• What you will do
Copy the full set of lines exactly as given.

(Saved data entries)
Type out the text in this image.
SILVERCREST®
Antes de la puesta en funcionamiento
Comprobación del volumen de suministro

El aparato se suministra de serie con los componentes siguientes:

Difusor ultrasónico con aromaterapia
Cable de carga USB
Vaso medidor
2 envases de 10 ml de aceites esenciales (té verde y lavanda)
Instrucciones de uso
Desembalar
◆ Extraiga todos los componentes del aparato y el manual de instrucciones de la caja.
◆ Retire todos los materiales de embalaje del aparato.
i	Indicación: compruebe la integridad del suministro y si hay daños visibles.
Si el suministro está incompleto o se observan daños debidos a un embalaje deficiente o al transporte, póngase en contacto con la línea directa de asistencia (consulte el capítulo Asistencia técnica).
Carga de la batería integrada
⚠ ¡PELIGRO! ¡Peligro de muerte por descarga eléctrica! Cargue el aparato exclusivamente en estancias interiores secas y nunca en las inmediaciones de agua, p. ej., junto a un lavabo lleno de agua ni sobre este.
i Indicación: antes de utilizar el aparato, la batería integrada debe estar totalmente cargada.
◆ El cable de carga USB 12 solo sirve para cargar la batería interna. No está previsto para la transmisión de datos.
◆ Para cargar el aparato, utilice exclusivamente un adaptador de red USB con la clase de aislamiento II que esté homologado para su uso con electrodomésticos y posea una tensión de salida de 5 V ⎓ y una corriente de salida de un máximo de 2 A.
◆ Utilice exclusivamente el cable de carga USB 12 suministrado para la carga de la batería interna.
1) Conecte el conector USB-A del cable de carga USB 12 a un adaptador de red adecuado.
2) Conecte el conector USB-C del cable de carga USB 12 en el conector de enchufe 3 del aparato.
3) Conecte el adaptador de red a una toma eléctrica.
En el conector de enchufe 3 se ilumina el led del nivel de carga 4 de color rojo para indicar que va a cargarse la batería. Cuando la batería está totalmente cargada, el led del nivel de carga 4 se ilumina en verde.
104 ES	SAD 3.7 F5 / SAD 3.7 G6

• Right answer
Type out the text in this image.
SILVERCREST®
Antes de la puesta en funcionamiento
Comprobación del volumen de suministro

El aparato se suministra de serie con los componentes siguientes:

Difusor ultrasónico con aromaterapia
Cable de carga USB
Vaso medidor
2 envases de 10 ml de aceites esenciales (té verde y lavanda)
Instrucciones de uso
Desembalar
◆ Extraiga todos los componentes del aparato y el manual de instrucciones de la caja.
◆ Retire todos los materiales de embalaje del aparato.
i	Indicación: compruebe la integridad del suministro y si hay daños visibles.
Si el suministro está incompleto o se observan daños debidos a un embalaje deficiente o al transporte, póngase en contacto con la línea directa de asistencia (consulte el capítulo Asistencia técnica).
Carga de la batería integrada
⚠ ¡PELIGRO! ¡Peligro de muerte por descarga eléctrica! Cargue el aparato exclusivamente en estancias interiores secas y nunca en las inmediaciones de agua, p. ej., junto a un lavabo lleno de agua ni sobre este.
i Indicación: antes de utilizar el aparato, la batería integrada debe estar totalmente cargada.
◆ El cable de carga USB 12 solo sirve para cargar la batería interna. No está previsto para la transmisión de datos.
◆ Para cargar el aparato, utilice exclusivamente un adaptador de red USB con la clase de aislamiento II que esté homologado para su uso con electrodomésticos y posea una tensión de salida de 5 V ⎓ y una corriente de salida de un máximo de 2 A.
◆ Utilice exclusivamente el cable de carga USB 12 suministrado para la carga de la batería interna.
1) Conecte el conector USB-A del cable de carga USB 12 a un adaptador de red adecuado.
2) Conecte el conector USB-C del cable de carga USB 12 en el conector de enchufe 3 del aparato.
3) Conecte el adaptador de red a una toma eléctrica.
En el conector de enchufe 3 se ilumina el led del nivel de carga 4 de color rojo para indicar que va a cargarse la batería. Cuando la batería está totalmente cargada, el led del nivel de carga 4 se ilumina en verde.
104 ES	SAD 3.7 F5 / SAD 3.7 G6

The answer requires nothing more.